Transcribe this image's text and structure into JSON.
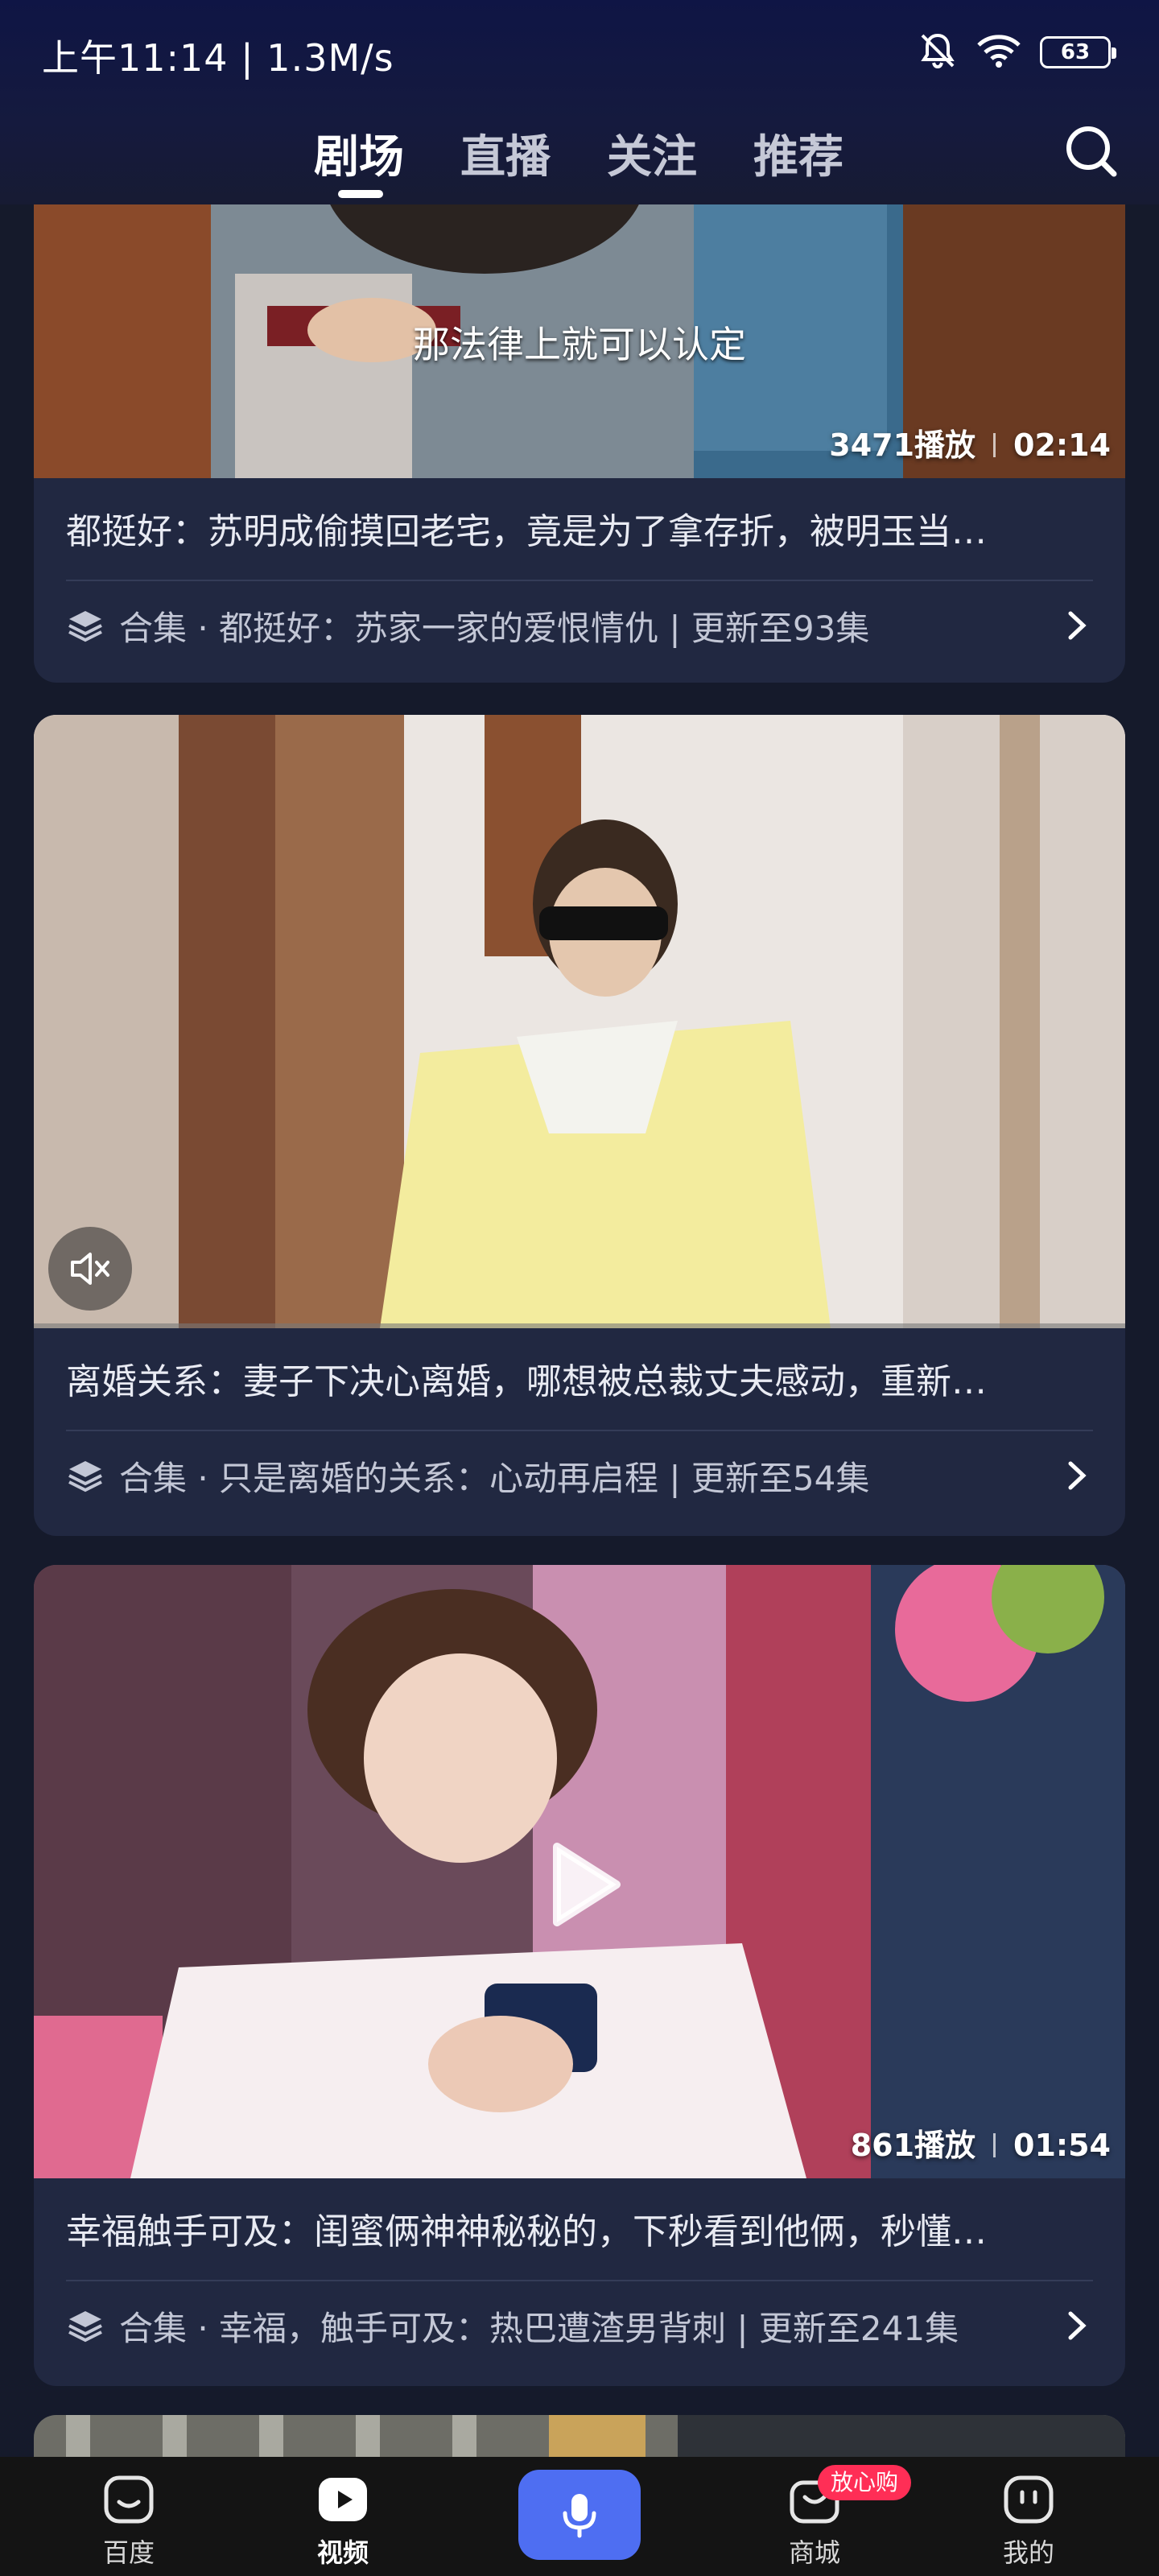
{
  "status_bar": {
    "time": "上午11:14 | 1.3M/s",
    "battery": "63"
  },
  "top_tabs": [
    {
      "label": "剧场",
      "active": true
    },
    {
      "label": "直播",
      "active": false
    },
    {
      "label": "关注",
      "active": false
    },
    {
      "label": "推荐",
      "active": false
    }
  ],
  "feed": [
    {
      "subtitle": "那法律上就可以认定",
      "views": "3471播放",
      "duration": "02:14",
      "title": "都挺好：苏明成偷摸回老宅，竟是为了拿存折，被明玉当…",
      "series": "合集 · 都挺好：苏家一家的爱恨情仇 | 更新至93集"
    },
    {
      "title": "离婚关系：妻子下决心离婚，哪想被总裁丈夫感动，重新…",
      "series": "合集 · 只是离婚的关系：心动再启程 | 更新至54集"
    },
    {
      "views": "861播放",
      "duration": "01:54",
      "title": "幸福触手可及：闺蜜俩神神秘秘的，下秒看到他俩，秒懂…",
      "series": "合集 · 幸福，触手可及：热巴遭渣男背刺 | 更新至241集"
    }
  ],
  "bottom_nav": {
    "items": [
      {
        "label": "百度"
      },
      {
        "label": "视频"
      },
      {
        "label": "商城"
      },
      {
        "label": "我的"
      }
    ],
    "badge": "放心购"
  },
  "colors": {
    "accent": "#4e6ef2",
    "badge": "#ff2e56",
    "card_bg": "#212841",
    "page_bg": "#151a2b"
  }
}
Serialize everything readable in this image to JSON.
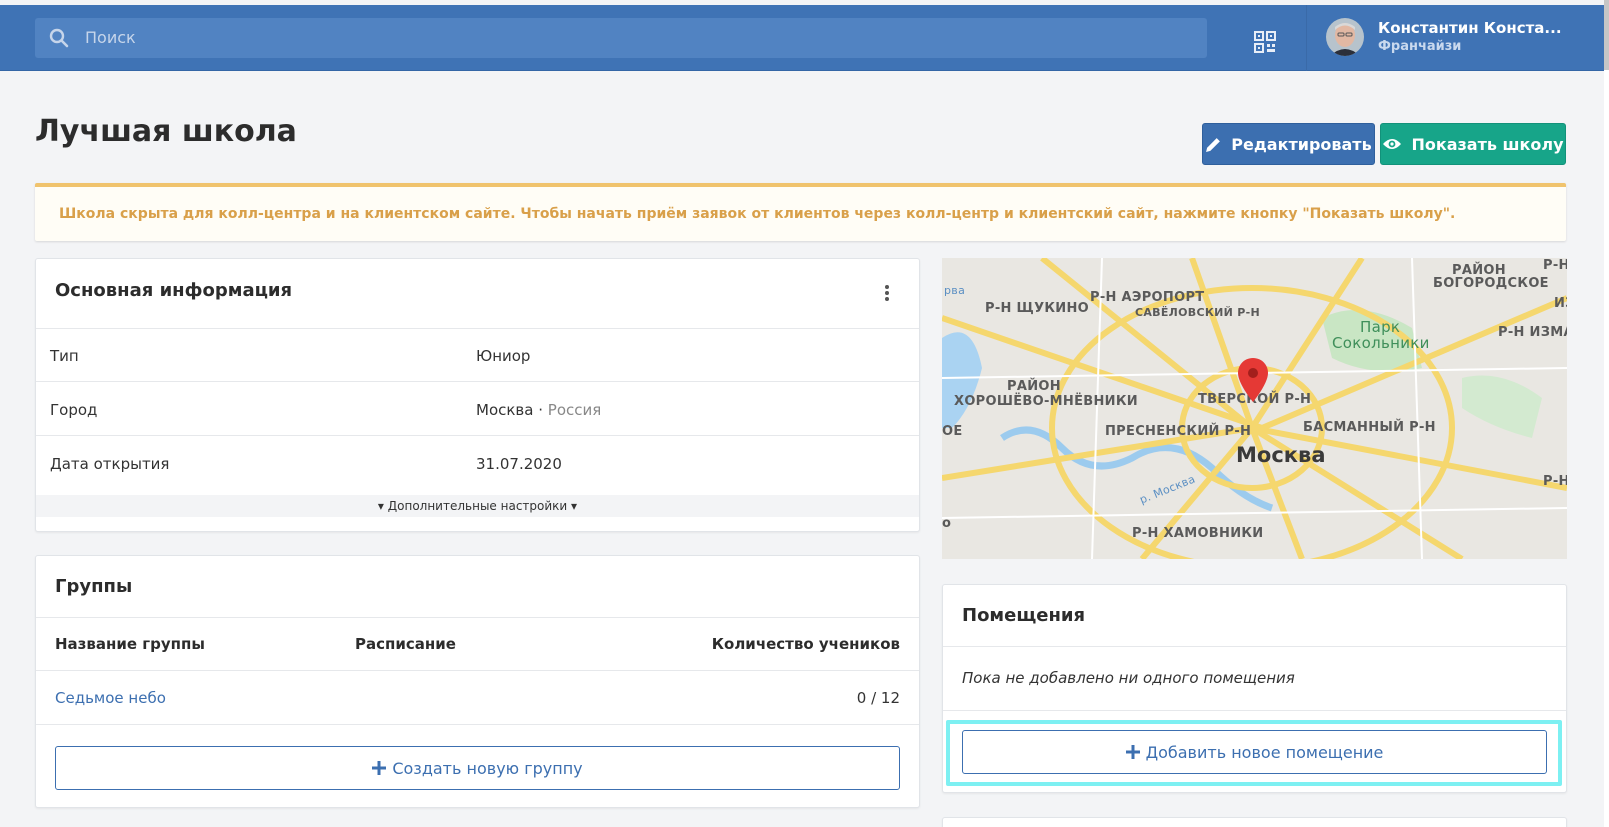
{
  "header": {
    "search_placeholder": "Поиск",
    "user_name": "Константин Конста...",
    "user_role": "Франчайзи"
  },
  "page": {
    "title": "Лучшая школа",
    "edit_button": "Редактировать",
    "show_button": "Показать школу",
    "alert": "Школа скрыта для колл-центра и на клиентском сайте. Чтобы начать приём заявок от клиентов через колл-центр и клиентский сайт, нажмите кнопку \"Показать школу\"."
  },
  "info": {
    "title": "Основная информация",
    "rows": [
      {
        "label": "Тип",
        "value": "Юниор"
      },
      {
        "label": "Город",
        "value": "Москва",
        "extra": "Россия"
      },
      {
        "label": "Дата открытия",
        "value": "31.07.2020"
      }
    ],
    "more": "Дополнительные настройки"
  },
  "groups": {
    "title": "Группы",
    "col_name": "Название группы",
    "col_schedule": "Расписание",
    "col_count": "Количество учеников",
    "rows": [
      {
        "name": "Седьмое небо",
        "schedule": "",
        "count": "0 / 12"
      }
    ],
    "create_button": "Создать новую группу"
  },
  "map": {
    "labels": [
      "РАЙОН",
      "БОГОРОДСКОЕ",
      "Р-Н",
      "Р-Н АЭРОПОРТ",
      "САВЁЛОВСКИЙ Р-Н",
      "Р-Н ЩУКИНО",
      "Парк",
      "Сокольники",
      "Р-Н ИЗМАЙ",
      "ИЗ",
      "РАЙОН",
      "ХОРОШЁВО-МНЁВНИКИ",
      "ТВЕРСКОЙ Р-Н",
      "БАСМАННЫЙ Р-Н",
      "ПРЕСНЕНСКИЙ Р-Н",
      "Москва",
      "Р-Н ХАМОВНИКИ",
      "Р-Н",
      "р. Москва",
      "рва",
      "ОЕ",
      "о"
    ]
  },
  "rooms": {
    "title": "Помещения",
    "empty": "Пока не добавлено ни одного помещения",
    "add_button": "Добавить новое помещение"
  }
}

Do this: Which lines above contain the word "JSON"? Copy each of them.

Response to the task:
Transcribe this image's text and structure into JSON.
Serialize everything readable in this image to JSON.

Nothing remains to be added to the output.